▸ **Job**:
Every entry below must appear again, exactly as written.

▸ **Source data**:
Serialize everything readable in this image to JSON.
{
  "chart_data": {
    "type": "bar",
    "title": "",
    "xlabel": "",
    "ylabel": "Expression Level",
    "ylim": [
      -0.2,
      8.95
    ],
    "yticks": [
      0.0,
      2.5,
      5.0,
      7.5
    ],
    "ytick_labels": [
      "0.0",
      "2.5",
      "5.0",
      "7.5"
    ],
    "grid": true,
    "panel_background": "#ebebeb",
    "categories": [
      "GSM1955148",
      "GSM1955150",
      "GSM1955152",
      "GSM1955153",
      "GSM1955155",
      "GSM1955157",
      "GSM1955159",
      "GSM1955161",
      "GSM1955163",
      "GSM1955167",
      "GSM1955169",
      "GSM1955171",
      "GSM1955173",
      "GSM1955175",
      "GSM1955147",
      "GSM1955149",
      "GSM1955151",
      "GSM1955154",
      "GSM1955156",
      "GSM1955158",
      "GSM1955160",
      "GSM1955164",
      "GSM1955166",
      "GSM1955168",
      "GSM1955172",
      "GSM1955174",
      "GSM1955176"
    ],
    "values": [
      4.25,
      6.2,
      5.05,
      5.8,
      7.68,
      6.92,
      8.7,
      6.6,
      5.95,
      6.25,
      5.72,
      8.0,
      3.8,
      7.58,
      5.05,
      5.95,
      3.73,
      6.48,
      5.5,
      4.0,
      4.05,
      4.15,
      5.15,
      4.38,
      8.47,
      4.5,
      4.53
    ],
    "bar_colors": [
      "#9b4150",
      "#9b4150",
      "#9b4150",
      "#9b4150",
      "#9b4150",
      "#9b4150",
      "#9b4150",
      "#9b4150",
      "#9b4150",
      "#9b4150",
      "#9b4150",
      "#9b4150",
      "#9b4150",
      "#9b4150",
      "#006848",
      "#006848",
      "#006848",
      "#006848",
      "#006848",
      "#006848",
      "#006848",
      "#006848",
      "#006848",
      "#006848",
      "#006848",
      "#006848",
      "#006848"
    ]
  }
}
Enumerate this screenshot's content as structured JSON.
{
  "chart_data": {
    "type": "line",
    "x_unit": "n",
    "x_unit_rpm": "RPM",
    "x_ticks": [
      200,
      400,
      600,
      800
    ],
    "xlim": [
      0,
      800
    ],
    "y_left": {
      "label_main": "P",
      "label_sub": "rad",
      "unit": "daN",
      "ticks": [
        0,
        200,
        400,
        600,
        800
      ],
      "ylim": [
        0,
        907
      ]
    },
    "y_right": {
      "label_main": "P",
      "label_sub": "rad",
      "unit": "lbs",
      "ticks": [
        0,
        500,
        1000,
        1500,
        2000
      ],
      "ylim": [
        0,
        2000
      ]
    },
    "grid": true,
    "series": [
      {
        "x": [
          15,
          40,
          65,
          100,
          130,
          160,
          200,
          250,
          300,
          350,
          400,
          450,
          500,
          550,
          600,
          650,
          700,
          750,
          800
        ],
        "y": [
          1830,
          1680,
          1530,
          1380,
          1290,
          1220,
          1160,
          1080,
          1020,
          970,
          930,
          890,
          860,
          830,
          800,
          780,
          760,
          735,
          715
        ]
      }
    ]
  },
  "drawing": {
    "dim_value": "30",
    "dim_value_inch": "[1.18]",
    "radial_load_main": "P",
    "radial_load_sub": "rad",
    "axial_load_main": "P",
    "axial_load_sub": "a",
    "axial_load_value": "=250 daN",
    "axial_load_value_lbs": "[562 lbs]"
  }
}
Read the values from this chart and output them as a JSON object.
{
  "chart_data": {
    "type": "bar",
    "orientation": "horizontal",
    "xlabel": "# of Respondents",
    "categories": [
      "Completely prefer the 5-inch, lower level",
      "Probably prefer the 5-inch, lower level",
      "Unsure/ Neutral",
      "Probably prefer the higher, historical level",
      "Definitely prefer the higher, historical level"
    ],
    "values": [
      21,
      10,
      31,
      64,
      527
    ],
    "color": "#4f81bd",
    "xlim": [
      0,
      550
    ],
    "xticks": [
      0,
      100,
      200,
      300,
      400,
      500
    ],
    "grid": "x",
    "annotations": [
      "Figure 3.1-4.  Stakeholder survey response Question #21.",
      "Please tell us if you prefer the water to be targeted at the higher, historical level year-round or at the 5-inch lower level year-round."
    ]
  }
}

▸ **Output of the exercise**:
Serialize everything readable in this image to JSON.
{
  "chart_data": {
    "type": "bar",
    "title": "",
    "xlabel": "",
    "ylabel": "Expression Level",
    "ylim": [
      -0.2,
      8.95
    ],
    "yticks": [
      0.0,
      2.5,
      5.0,
      7.5
    ],
    "ytick_labels": [
      "0.0",
      "2.5",
      "5.0",
      "7.5"
    ],
    "grid": true,
    "panel_background": "#ebebeb",
    "categories": [
      "GSM1955148",
      "GSM1955150",
      "GSM1955152",
      "GSM1955153",
      "GSM1955155",
      "GSM1955157",
      "GSM1955159",
      "GSM1955161",
      "GSM1955163",
      "GSM1955167",
      "GSM1955169",
      "GSM1955171",
      "GSM1955173",
      "GSM1955175",
      "GSM1955147",
      "GSM1955149",
      "GSM1955151",
      "GSM1955154",
      "GSM1955156",
      "GSM1955158",
      "GSM1955160",
      "GSM1955164",
      "GSM1955166",
      "GSM1955168",
      "GSM1955172",
      "GSM1955174",
      "GSM1955176"
    ],
    "values": [
      4.25,
      6.2,
      5.05,
      5.8,
      7.68,
      6.92,
      8.7,
      6.6,
      5.95,
      6.25,
      5.72,
      8.0,
      3.8,
      7.58,
      5.05,
      5.95,
      3.73,
      6.48,
      5.5,
      4.0,
      4.05,
      4.15,
      5.15,
      4.38,
      8.47,
      4.5,
      4.53
    ],
    "bar_colors": [
      "#9b4150",
      "#9b4150",
      "#9b4150",
      "#9b4150",
      "#9b4150",
      "#9b4150",
      "#9b4150",
      "#9b4150",
      "#9b4150",
      "#9b4150",
      "#9b4150",
      "#9b4150",
      "#9b4150",
      "#9b4150",
      "#006848",
      "#006848",
      "#006848",
      "#006848",
      "#006848",
      "#006848",
      "#006848",
      "#006848",
      "#006848",
      "#006848",
      "#006848",
      "#006848",
      "#006848"
    ]
  }
}
Enumerate this screenshot's content as structured JSON.
{
  "chart_data": {
    "type": "line",
    "x_unit": "n",
    "x_unit_rpm": "RPM",
    "x_ticks": [
      200,
      400,
      600,
      800
    ],
    "xlim": [
      0,
      800
    ],
    "y_left": {
      "label_main": "P",
      "label_sub": "rad",
      "unit": "daN",
      "ticks": [
        0,
        200,
        400,
        600,
        800
      ],
      "ylim": [
        0,
        907
      ]
    },
    "y_right": {
      "label_main": "P",
      "label_sub": "rad",
      "unit": "lbs",
      "ticks": [
        0,
        500,
        1000,
        1500,
        2000
      ],
      "ylim": [
        0,
        2000
      ]
    },
    "grid": true,
    "series": [
      {
        "x": [
          15,
          40,
          65,
          100,
          130,
          160,
          200,
          250,
          300,
          350,
          400,
          450,
          500,
          550,
          600,
          650,
          700,
          750,
          800
        ],
        "y": [
          1830,
          1680,
          1530,
          1380,
          1290,
          1220,
          1160,
          1080,
          1020,
          970,
          930,
          890,
          860,
          830,
          800,
          780,
          760,
          735,
          715
        ]
      }
    ]
  },
  "drawing": {
    "dim_value": "30",
    "dim_value_inch": "[1.18]",
    "radial_load_main": "P",
    "radial_load_sub": "rad",
    "axial_load_main": "P",
    "axial_load_sub": "a",
    "axial_load_value": "=250 daN",
    "axial_load_value_lbs": "[562 lbs]"
  }
}
Read the values from this chart and output them as a JSON object.
{
  "chart_data": {
    "type": "bar",
    "orientation": "horizontal",
    "xlabel": "# of Respondents",
    "categories": [
      "Completely prefer the 5-inch, lower level",
      "Probably prefer the 5-inch, lower level",
      "Unsure/ Neutral",
      "Probably prefer the higher, historical level",
      "Definitely prefer the higher, historical level"
    ],
    "values": [
      21,
      10,
      31,
      64,
      527
    ],
    "color": "#4f81bd",
    "xlim": [
      0,
      550
    ],
    "xticks": [
      0,
      100,
      200,
      300,
      400,
      500
    ],
    "grid": "x",
    "annotations": [
      "Figure 3.1-4.  Stakeholder survey response Question #21.",
      "Please tell us if you prefer the water to be targeted at the higher, historical level year-round or at the 5-inch lower level year-round."
    ]
  }
}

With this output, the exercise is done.